To do
Check each line of the listing below for the string "largeFG", and copy the ones that have it.

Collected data
################

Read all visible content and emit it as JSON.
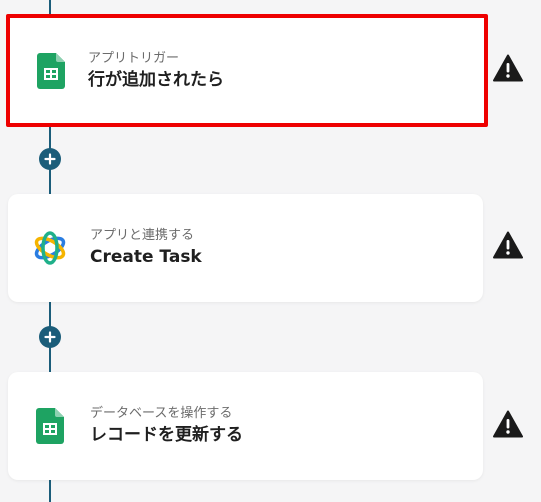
{
  "flow": {
    "steps": [
      {
        "subtitle": "アプリトリガー",
        "title": "行が追加されたら",
        "icon": "google-sheets-icon",
        "selected": true,
        "warning_icon": "warning-icon"
      },
      {
        "subtitle": "アプリと連携する",
        "title": "Create Task",
        "icon": "task-app-logo-icon",
        "selected": false,
        "warning_icon": "warning-icon"
      },
      {
        "subtitle": "データベースを操作する",
        "title": "レコードを更新する",
        "icon": "google-sheets-icon",
        "selected": false,
        "warning_icon": "warning-icon"
      }
    ],
    "add_step_icon": "plus-icon"
  },
  "colors": {
    "background": "#f5f5f6",
    "flow_line": "#1b5d7a",
    "selected_border": "#ee0000",
    "sheets_green": "#1ea362",
    "warning": "#1a1a1a"
  }
}
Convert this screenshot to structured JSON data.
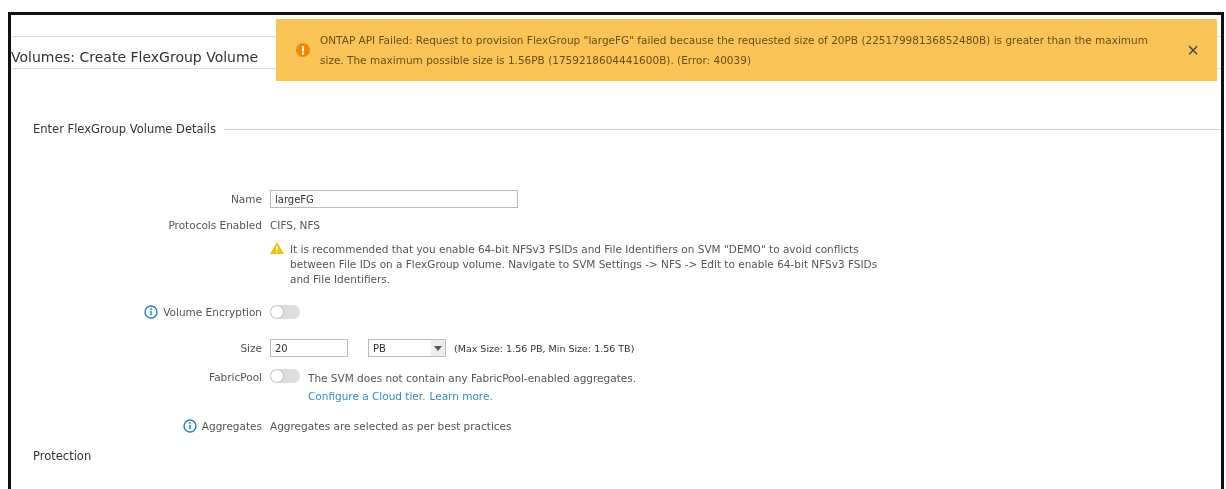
{
  "page_title": "Volumes: Create FlexGroup Volume",
  "alert": {
    "message": "ONTAP API Failed: Request to provision FlexGroup \"largeFG\" failed because the requested size of 20PB (22517998136852480B) is greater than the maximum size. The maximum possible size is 1.56PB (1759218604441600B). (Error: 40039)",
    "close": "×"
  },
  "section": {
    "legend": "Enter FlexGroup Volume Details",
    "name": {
      "label": "Name",
      "value": "largeFG"
    },
    "protocols": {
      "label": "Protocols Enabled",
      "value": "CIFS, NFS"
    },
    "warning": "It is recommended that you enable 64-bit NFSv3 FSIDs and File Identifiers on SVM \"DEMO\" to avoid conflicts between File IDs on a FlexGroup volume. Navigate to SVM Settings -> NFS -> Edit to enable 64-bit NFSv3 FSIDs and File Identifiers.",
    "encryption": {
      "label": "Volume Encryption",
      "on": false
    },
    "size": {
      "label": "Size",
      "value": "20",
      "unit": "PB",
      "hint": "(Max Size: 1.56 PB, Min Size: 1.56 TB)"
    },
    "fabricpool": {
      "label": "FabricPool",
      "on": false,
      "message": "The SVM does not contain any FabricPool-enabled aggregates.",
      "links": [
        "Configure a Cloud tier.",
        "Learn more."
      ]
    },
    "aggregates": {
      "label": "Aggregates",
      "value": "Aggregates are selected as per best practices"
    }
  },
  "next_section": "Protection"
}
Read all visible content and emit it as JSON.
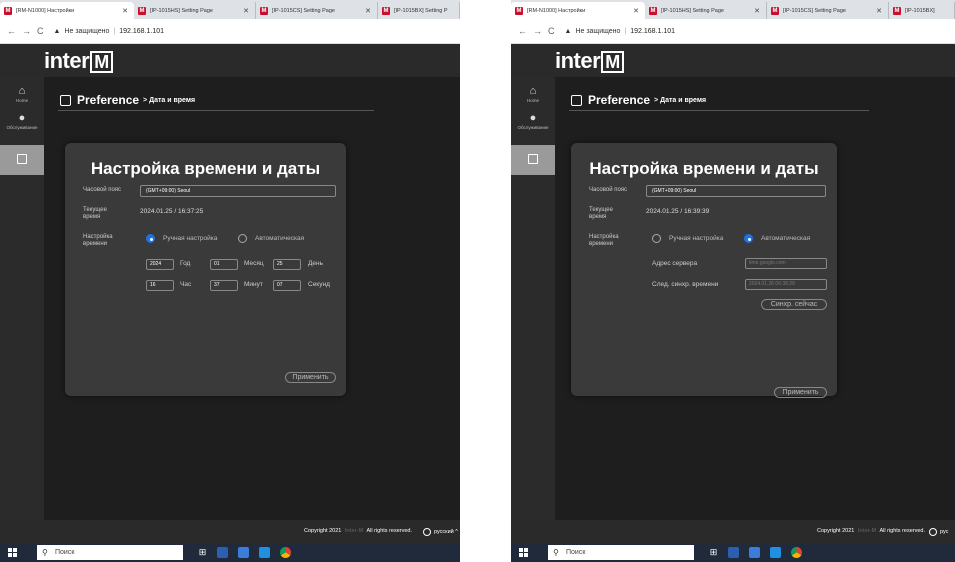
{
  "screenshots": [
    {
      "browser": {
        "tabs": [
          {
            "title": "[RM-N1000] Настройки",
            "active": true
          },
          {
            "title": "[IP-1015HS] Setting Page",
            "active": false
          },
          {
            "title": "[IP-1015CS] Setting Page",
            "active": false
          },
          {
            "title": "[IP-1015BX] Setting P",
            "active": false
          }
        ],
        "security_warning": "Не защищено",
        "url": "192.168.1.101"
      },
      "app": {
        "logo": "interM",
        "sidebar": [
          {
            "label": "Home",
            "icon": "home-icon"
          },
          {
            "label": "Обслуживание",
            "icon": "maintenance-icon"
          }
        ],
        "page_title": "Preference",
        "page_subtitle": "> Дата и время",
        "card_title": "Настройка времени и даты",
        "timezone_label": "Часовой пояс",
        "timezone_value": "(GMT+09:00) Seoul",
        "current_time_label": "Текущее время",
        "current_time_value": "2024.01.25 / 16:37:25",
        "time_setting_label": "Настройка времени",
        "mode_manual": "Ручная настройка",
        "mode_auto": "Автоматическая",
        "selected_mode": "manual",
        "year_value": "2024",
        "year_label": "Год",
        "month_value": "01",
        "month_label": "Месяц",
        "day_value": "25",
        "day_label": "День",
        "hour_value": "16",
        "hour_label": "Час",
        "minute_value": "37",
        "minute_label": "Минут",
        "second_value": "07",
        "second_label": "Секунд",
        "apply_button": "Применить"
      },
      "footer": {
        "copyright_prefix": "Copyright 2021",
        "copyright_brand": "Inter-M",
        "copyright_suffix": "All rights reserved.",
        "language": "русский ^"
      },
      "taskbar": {
        "search": "Поиск"
      }
    },
    {
      "browser": {
        "tabs": [
          {
            "title": "[RM-N1000] Настройки",
            "active": true
          },
          {
            "title": "[IP-1015HS] Setting Page",
            "active": false
          },
          {
            "title": "[IP-1015CS] Setting Page",
            "active": false
          },
          {
            "title": "[IP-1015BX]",
            "active": false
          }
        ],
        "security_warning": "Не защищено",
        "url": "192.168.1.101"
      },
      "app": {
        "logo": "interM",
        "sidebar": [
          {
            "label": "Home",
            "icon": "home-icon"
          },
          {
            "label": "Обслуживание",
            "icon": "maintenance-icon"
          }
        ],
        "page_title": "Preference",
        "page_subtitle": "> Дата и время",
        "card_title": "Настройка времени и даты",
        "timezone_label": "Часовой пояс",
        "timezone_value": "(GMT+09:00) Seoul",
        "current_time_label": "Текущее время",
        "current_time_value": "2024.01.25 / 16:39:39",
        "time_setting_label": "Настройка времени",
        "mode_manual": "Ручная настройка",
        "mode_auto": "Автоматическая",
        "selected_mode": "auto",
        "server_label": "Адрес сервера",
        "server_placeholder": "time.google.com",
        "next_sync_label": "След. синхр. времени",
        "next_sync_value": "2024.01.26 06:38:28",
        "sync_button": "Синхр. сейчас",
        "apply_button": "Применить"
      },
      "footer": {
        "copyright_prefix": "Copyright 2021",
        "copyright_brand": "Inter-M",
        "copyright_suffix": "All rights reserved.",
        "language": "рус"
      },
      "taskbar": {
        "search": "Поиск"
      }
    }
  ]
}
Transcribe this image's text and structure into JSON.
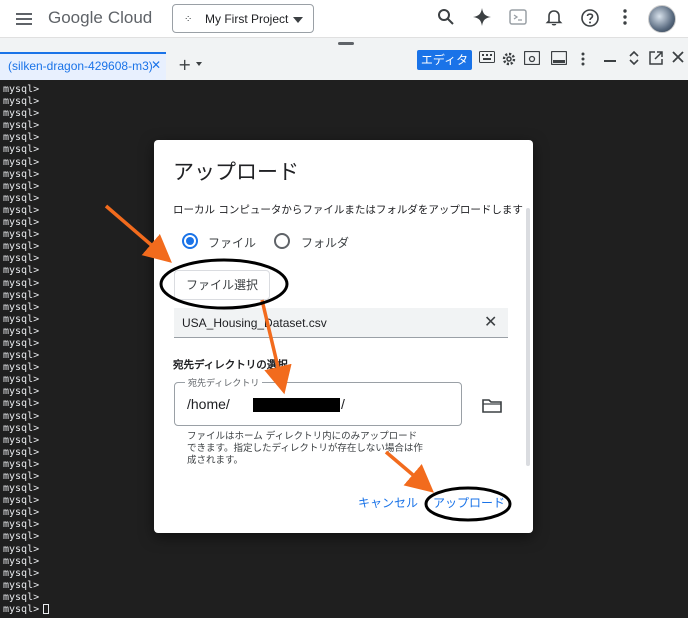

################

Full response
    "message": "ONTAP API Failed: Request to provision FlexGroup \"largeFG\" failed because the requested size of 20PB (22517998136852480B) is greater than the maximum size. The maximum possible size is 1.56PB (1759218604441600B). (Error: 40039)",
      "value": "largeFG"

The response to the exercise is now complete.